Write out the records below once more, exactly as they stand.

[Raw records]
-- start --

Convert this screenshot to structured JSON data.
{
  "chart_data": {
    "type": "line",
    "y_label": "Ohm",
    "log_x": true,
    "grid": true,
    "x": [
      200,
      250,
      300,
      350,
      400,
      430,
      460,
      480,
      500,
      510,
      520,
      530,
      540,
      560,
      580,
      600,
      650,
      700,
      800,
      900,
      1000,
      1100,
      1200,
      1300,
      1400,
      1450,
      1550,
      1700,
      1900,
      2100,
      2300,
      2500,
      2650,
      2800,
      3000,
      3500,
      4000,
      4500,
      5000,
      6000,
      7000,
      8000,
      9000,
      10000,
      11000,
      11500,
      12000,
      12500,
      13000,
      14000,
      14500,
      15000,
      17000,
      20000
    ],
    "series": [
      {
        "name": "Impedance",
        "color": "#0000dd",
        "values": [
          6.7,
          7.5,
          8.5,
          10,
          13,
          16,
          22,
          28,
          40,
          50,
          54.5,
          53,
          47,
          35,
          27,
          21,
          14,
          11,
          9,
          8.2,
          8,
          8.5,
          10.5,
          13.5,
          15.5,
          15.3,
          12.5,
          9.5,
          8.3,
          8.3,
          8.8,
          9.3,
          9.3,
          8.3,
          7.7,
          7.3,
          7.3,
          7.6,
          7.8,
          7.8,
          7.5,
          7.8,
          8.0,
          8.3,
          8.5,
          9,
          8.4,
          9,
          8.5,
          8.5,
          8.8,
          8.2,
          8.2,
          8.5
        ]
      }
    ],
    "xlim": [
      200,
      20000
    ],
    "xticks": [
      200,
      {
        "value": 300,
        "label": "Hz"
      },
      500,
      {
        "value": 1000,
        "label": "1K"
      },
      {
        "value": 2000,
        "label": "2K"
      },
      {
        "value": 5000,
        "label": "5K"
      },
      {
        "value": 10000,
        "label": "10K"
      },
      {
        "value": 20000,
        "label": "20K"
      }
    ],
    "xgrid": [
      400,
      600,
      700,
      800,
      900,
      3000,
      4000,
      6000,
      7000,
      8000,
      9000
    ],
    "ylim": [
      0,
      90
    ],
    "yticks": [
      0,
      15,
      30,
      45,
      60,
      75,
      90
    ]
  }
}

-- end --

→ FULL RESPONSE
Convert this screenshot to structured JSON data.
{
  "chart_data": {
    "type": "line",
    "y_label": "Ohm",
    "log_x": true,
    "grid": true,
    "x": [
      200,
      250,
      300,
      350,
      400,
      430,
      460,
      480,
      500,
      510,
      520,
      530,
      540,
      560,
      580,
      600,
      650,
      700,
      800,
      900,
      1000,
      1100,
      1200,
      1300,
      1400,
      1450,
      1550,
      1700,
      1900,
      2100,
      2300,
      2500,
      2650,
      2800,
      3000,
      3500,
      4000,
      4500,
      5000,
      6000,
      7000,
      8000,
      9000,
      10000,
      11000,
      11500,
      12000,
      12500,
      13000,
      14000,
      14500,
      15000,
      17000,
      20000
    ],
    "series": [
      {
        "name": "Impedance",
        "color": "#0000dd",
        "values": [
          6.7,
          7.5,
          8.5,
          10,
          13,
          16,
          22,
          28,
          40,
          50,
          54.5,
          53,
          47,
          35,
          27,
          21,
          14,
          11,
          9,
          8.2,
          8,
          8.5,
          10.5,
          13.5,
          15.5,
          15.3,
          12.5,
          9.5,
          8.3,
          8.3,
          8.8,
          9.3,
          9.3,
          8.3,
          7.7,
          7.3,
          7.3,
          7.6,
          7.8,
          7.8,
          7.5,
          7.8,
          8.0,
          8.3,
          8.5,
          9,
          8.4,
          9,
          8.5,
          8.5,
          8.8,
          8.2,
          8.2,
          8.5
        ]
      }
    ],
    "xlim": [
      200,
      20000
    ],
    "xticks": [
      200,
      {
        "value": 300,
        "label": "Hz"
      },
      500,
      {
        "value": 1000,
        "label": "1K"
      },
      {
        "value": 2000,
        "label": "2K"
      },
      {
        "value": 5000,
        "label": "5K"
      },
      {
        "value": 10000,
        "label": "10K"
      },
      {
        "value": 20000,
        "label": "20K"
      }
    ],
    "xgrid": [
      400,
      600,
      700,
      800,
      900,
      3000,
      4000,
      6000,
      7000,
      8000,
      9000
    ],
    "ylim": [
      0,
      90
    ],
    "yticks": [
      0,
      15,
      30,
      45,
      60,
      75,
      90
    ]
  }
}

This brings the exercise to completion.